[Extracted data entries]
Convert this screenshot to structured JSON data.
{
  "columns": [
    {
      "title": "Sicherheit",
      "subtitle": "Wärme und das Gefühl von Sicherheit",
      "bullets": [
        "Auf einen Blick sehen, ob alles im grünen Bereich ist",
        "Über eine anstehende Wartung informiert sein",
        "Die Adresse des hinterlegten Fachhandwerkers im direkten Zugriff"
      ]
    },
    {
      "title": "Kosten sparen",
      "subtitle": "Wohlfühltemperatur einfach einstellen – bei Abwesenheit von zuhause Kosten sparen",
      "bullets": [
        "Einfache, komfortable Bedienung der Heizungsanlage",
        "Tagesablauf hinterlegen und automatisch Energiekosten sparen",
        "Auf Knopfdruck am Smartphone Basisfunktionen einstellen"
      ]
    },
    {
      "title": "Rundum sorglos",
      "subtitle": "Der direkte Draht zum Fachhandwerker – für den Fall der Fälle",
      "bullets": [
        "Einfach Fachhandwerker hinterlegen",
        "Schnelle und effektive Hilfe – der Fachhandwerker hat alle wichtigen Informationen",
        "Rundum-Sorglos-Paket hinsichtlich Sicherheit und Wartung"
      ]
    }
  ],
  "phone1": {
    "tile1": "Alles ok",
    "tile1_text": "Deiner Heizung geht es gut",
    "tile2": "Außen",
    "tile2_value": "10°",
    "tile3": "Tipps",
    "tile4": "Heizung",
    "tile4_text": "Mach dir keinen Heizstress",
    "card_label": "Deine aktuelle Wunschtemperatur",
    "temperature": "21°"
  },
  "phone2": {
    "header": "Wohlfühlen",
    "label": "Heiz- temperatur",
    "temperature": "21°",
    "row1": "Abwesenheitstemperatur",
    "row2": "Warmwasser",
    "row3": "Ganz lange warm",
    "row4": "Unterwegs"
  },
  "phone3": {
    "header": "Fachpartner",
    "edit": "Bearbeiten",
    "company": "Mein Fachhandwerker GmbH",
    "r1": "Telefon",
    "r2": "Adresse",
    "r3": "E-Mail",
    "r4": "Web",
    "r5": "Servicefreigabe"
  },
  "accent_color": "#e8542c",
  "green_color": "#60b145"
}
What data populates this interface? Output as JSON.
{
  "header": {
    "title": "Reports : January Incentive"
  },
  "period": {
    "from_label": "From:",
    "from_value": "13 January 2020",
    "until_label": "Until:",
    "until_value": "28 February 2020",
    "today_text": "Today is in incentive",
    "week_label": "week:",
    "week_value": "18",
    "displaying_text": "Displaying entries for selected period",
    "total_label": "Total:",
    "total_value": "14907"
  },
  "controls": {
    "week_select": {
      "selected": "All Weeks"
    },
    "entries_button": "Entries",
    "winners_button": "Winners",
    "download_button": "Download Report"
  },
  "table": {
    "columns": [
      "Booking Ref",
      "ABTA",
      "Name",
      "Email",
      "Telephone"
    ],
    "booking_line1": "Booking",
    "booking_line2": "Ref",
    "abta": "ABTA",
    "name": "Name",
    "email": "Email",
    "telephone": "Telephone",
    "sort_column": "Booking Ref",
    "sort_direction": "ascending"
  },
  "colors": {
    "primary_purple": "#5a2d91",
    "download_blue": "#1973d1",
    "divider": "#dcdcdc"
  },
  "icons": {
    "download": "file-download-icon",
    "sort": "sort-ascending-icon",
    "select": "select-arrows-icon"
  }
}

WHAT YOU SHOULD DO —
Transcribe exactly, and only, the lines from the one bearing "What data populates" through the last line of the entries, counting both.

EXERCISE RESPONSE —
What data populates this interface? Output as JSON.
{
  "header": {
    "title": "Reports : January Incentive"
  },
  "period": {
    "from_label": "From:",
    "from_value": "13 January 2020",
    "until_label": "Until:",
    "until_value": "28 February 2020",
    "today_text": "Today is in incentive",
    "week_label": "week:",
    "week_value": "18",
    "displaying_text": "Displaying entries for selected period",
    "total_label": "Total:",
    "total_value": "14907"
  },
  "controls": {
    "week_select": {
      "selected": "All Weeks"
    },
    "entries_button": "Entries",
    "winners_button": "Winners",
    "download_button": "Download Report"
  },
  "table": {
    "columns": [
      "Booking Ref",
      "ABTA",
      "Name",
      "Email",
      "Telephone"
    ],
    "booking_line1": "Booking",
    "booking_line2": "Ref",
    "abta": "ABTA",
    "name": "Name",
    "email": "Email",
    "telephone": "Telephone",
    "sort_column": "Booking Ref",
    "sort_direction": "ascending"
  },
  "colors": {
    "primary_purple": "#5a2d91",
    "download_blue": "#1973d1",
    "divider": "#dcdcdc"
  },
  "icons": {
    "download": "file-download-icon",
    "sort": "sort-ascending-icon",
    "select": "select-arrows-icon"
  }
}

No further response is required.